> **Task objective**
Your task is to copy each line that has the word "Floor".

> **Given records**
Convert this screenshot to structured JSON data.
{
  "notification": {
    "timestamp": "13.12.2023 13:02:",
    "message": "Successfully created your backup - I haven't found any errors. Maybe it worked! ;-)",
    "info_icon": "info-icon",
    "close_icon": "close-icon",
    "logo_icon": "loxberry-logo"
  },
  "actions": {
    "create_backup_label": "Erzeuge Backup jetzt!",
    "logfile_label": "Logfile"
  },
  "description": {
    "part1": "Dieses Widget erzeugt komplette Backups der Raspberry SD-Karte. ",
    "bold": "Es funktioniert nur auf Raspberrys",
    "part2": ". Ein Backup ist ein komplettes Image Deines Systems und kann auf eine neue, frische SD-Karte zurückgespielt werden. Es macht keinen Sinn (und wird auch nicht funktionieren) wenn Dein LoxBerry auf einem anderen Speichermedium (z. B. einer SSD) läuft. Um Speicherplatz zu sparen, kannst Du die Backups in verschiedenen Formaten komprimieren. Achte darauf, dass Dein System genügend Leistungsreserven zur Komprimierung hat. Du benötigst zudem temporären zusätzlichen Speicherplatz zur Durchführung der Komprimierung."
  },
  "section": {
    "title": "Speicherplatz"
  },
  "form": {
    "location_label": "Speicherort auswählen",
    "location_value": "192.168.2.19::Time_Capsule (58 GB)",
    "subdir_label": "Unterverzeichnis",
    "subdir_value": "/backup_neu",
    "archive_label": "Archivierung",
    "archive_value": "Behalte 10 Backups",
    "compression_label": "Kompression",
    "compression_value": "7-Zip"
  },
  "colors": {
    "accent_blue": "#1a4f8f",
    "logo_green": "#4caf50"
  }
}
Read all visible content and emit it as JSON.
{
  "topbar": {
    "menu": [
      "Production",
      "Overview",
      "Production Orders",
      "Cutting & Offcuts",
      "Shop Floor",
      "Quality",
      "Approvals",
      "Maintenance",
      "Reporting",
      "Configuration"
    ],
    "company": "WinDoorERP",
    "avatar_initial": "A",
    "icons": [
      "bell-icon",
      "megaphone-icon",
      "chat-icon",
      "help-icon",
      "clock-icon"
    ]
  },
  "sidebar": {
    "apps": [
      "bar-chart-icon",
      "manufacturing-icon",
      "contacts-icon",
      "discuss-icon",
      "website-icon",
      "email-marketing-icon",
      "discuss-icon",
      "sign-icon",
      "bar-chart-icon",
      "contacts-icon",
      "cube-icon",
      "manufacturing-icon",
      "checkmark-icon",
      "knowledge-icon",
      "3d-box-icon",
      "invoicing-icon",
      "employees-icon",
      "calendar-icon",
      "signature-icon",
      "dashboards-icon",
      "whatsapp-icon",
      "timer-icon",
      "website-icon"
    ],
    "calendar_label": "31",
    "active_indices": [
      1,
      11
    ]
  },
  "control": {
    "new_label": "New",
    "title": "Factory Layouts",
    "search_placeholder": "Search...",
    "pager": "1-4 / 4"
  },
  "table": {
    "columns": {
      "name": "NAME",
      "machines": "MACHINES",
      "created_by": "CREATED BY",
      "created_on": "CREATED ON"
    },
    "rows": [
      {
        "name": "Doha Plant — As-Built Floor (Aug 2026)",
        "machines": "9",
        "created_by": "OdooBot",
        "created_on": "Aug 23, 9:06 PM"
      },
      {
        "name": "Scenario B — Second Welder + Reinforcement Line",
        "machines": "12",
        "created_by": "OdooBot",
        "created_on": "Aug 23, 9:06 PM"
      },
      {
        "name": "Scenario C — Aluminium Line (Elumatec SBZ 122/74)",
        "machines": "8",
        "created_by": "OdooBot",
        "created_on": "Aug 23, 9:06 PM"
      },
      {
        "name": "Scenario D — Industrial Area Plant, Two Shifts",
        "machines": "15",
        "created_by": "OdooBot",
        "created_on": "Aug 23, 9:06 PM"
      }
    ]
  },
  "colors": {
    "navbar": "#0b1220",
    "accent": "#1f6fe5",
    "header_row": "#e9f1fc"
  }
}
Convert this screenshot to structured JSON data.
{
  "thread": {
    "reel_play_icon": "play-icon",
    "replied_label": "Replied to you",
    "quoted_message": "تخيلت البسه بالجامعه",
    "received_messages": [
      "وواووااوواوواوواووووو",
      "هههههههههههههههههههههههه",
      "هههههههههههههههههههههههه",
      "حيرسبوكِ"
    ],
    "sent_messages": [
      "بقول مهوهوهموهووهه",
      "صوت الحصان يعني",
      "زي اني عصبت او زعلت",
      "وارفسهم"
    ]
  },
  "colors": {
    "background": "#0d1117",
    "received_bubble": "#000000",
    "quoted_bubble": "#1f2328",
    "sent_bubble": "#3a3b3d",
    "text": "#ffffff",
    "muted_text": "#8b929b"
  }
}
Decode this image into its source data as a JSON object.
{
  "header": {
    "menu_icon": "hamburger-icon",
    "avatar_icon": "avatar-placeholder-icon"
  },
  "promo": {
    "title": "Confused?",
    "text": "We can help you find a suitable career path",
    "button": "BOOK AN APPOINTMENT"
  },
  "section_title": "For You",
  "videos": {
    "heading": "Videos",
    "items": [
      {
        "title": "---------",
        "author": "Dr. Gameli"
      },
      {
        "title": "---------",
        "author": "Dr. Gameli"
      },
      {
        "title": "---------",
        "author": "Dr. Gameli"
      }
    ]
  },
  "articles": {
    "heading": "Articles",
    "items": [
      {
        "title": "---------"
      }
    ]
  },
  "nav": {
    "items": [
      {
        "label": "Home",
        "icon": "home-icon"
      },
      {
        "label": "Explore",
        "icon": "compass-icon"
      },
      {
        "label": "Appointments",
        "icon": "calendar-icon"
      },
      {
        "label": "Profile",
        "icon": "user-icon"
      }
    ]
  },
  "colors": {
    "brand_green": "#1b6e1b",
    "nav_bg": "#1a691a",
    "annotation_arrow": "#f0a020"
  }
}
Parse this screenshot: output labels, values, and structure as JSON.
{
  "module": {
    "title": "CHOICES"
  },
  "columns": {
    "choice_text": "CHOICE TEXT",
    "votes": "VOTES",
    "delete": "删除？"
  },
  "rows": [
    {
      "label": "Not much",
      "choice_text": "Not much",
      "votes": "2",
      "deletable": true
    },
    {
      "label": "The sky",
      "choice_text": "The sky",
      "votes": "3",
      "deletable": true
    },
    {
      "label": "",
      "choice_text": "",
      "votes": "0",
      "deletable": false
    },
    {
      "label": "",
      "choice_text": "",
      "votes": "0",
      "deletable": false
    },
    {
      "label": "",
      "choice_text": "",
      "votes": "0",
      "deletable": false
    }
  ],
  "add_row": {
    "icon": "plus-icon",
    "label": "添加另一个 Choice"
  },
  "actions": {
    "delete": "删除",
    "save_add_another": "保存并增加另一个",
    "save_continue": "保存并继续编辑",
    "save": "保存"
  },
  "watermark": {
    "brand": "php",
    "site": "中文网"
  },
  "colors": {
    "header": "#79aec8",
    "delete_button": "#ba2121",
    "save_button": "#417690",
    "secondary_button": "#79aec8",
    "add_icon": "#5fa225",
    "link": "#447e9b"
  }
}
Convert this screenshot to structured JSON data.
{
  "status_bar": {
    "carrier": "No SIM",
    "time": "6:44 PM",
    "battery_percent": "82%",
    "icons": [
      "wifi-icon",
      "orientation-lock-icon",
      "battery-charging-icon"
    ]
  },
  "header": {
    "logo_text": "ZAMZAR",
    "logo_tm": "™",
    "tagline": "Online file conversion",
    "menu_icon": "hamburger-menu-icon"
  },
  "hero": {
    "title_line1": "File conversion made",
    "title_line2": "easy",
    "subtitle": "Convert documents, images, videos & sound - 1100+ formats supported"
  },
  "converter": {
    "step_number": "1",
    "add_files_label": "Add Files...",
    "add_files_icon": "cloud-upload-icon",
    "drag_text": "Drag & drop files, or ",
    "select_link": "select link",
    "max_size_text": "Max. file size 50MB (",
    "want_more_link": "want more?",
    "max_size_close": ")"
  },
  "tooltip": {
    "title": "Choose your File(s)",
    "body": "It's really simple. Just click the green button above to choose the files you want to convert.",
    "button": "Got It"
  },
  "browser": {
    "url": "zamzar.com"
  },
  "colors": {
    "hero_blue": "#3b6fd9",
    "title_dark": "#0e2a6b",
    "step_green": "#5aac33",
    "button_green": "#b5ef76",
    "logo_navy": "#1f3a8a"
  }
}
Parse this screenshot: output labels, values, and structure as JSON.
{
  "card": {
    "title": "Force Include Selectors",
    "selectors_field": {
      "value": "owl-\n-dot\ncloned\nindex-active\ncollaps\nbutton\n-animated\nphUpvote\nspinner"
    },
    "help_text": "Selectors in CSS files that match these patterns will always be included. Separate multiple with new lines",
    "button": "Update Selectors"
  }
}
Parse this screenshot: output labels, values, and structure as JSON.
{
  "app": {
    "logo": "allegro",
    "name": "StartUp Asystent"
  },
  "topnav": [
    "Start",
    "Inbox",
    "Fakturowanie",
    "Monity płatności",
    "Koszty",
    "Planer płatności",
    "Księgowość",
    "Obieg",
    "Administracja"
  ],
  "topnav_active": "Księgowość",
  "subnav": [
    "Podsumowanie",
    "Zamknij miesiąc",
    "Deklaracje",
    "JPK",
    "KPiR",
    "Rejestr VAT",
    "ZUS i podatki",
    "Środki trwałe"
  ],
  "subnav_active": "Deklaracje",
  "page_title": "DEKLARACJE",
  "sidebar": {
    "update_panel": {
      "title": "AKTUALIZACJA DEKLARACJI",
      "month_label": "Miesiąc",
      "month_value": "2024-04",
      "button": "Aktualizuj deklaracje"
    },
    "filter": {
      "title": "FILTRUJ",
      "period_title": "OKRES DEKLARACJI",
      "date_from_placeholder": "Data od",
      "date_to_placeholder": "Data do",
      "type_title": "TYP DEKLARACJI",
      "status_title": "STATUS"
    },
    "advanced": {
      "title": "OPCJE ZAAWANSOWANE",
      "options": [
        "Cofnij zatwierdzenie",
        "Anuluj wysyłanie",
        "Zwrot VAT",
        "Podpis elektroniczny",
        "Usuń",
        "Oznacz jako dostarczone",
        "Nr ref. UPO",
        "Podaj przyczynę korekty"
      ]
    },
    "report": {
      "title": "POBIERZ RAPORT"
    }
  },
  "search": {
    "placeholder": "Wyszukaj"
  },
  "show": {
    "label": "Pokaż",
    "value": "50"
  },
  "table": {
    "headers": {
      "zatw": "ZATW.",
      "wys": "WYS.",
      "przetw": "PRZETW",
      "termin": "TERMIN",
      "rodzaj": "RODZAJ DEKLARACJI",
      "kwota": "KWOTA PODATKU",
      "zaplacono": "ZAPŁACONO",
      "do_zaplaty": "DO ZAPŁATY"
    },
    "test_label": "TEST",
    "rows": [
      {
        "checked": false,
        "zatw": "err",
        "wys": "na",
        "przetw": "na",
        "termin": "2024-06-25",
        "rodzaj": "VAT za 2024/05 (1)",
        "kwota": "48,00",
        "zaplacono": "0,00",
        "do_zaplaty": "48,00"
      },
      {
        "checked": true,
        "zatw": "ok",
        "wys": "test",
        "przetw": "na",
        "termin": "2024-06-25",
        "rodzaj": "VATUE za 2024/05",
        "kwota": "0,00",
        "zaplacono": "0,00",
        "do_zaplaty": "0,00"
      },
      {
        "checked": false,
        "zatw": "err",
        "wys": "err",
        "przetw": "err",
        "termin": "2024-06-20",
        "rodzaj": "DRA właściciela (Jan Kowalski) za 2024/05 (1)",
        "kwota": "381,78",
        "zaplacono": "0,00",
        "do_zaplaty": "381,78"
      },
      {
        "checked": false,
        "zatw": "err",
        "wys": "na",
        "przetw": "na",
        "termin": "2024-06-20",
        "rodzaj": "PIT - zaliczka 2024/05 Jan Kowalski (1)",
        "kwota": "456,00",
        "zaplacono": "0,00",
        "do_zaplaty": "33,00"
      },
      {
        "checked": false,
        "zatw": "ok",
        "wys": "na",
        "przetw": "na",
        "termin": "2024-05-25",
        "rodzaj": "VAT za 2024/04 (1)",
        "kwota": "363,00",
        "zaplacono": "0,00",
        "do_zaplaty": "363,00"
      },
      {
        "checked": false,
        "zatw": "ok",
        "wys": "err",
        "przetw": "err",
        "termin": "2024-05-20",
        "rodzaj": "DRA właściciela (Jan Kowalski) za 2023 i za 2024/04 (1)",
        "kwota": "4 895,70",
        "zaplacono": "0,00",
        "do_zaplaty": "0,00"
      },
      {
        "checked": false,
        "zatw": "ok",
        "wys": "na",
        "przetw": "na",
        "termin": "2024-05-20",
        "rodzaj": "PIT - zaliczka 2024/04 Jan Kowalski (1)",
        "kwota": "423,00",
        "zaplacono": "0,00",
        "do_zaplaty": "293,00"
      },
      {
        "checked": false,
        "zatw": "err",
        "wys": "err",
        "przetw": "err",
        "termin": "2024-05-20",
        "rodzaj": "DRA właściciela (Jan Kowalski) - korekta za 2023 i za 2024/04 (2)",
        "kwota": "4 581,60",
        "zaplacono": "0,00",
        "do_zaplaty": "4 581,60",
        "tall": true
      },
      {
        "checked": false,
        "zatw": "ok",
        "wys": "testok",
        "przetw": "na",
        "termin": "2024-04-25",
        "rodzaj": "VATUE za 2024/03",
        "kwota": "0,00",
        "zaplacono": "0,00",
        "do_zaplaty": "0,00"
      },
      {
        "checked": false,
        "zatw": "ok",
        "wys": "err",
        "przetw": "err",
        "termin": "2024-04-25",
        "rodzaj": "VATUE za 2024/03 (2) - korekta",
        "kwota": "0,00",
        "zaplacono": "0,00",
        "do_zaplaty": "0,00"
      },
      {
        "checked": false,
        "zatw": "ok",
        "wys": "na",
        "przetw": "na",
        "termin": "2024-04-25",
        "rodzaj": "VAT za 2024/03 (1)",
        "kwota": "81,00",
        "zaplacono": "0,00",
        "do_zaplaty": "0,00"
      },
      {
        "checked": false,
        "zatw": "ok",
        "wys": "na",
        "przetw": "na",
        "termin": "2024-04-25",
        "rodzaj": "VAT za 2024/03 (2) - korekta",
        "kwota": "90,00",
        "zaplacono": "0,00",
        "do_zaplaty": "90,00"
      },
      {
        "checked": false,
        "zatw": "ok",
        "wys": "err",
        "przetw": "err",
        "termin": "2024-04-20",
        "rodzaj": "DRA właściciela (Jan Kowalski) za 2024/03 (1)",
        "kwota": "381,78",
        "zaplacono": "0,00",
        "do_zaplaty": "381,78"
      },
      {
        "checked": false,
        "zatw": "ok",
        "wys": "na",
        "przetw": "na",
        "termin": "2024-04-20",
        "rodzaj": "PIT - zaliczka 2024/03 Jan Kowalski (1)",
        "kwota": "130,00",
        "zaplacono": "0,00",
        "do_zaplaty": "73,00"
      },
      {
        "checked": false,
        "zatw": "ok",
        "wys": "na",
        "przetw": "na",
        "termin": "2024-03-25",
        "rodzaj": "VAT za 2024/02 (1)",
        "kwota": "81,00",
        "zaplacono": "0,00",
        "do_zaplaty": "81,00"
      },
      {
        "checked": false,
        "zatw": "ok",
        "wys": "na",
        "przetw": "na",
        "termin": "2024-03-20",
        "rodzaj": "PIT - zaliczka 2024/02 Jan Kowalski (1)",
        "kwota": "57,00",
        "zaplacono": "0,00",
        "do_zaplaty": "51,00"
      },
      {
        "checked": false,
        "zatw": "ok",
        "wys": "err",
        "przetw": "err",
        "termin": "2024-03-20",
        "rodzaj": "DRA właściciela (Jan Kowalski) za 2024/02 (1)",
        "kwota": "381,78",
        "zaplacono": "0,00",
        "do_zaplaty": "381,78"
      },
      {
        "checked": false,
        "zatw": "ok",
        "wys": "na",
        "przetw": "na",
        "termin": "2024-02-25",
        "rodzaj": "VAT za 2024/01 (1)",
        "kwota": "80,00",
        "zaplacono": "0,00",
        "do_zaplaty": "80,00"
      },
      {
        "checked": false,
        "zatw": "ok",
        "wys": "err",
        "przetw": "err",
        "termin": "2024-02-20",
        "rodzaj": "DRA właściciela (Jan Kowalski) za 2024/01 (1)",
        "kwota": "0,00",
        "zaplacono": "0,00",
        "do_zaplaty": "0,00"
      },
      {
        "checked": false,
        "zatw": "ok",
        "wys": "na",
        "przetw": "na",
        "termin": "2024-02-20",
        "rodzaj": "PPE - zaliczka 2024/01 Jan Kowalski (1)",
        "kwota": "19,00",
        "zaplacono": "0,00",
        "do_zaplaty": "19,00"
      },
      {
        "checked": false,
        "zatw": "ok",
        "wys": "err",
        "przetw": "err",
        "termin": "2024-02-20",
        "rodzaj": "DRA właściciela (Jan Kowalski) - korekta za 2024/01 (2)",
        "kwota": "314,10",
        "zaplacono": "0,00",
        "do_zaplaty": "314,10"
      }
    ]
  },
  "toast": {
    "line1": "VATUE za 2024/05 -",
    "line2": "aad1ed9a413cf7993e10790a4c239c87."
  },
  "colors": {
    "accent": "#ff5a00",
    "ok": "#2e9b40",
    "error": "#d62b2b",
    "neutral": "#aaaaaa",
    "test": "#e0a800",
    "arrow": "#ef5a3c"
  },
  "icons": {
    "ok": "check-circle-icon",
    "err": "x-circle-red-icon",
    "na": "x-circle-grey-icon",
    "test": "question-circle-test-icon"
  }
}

> **Final answer**
      "Shop Floor",
        "name": "Doha Plant — As-Built Floor (Aug 2026)",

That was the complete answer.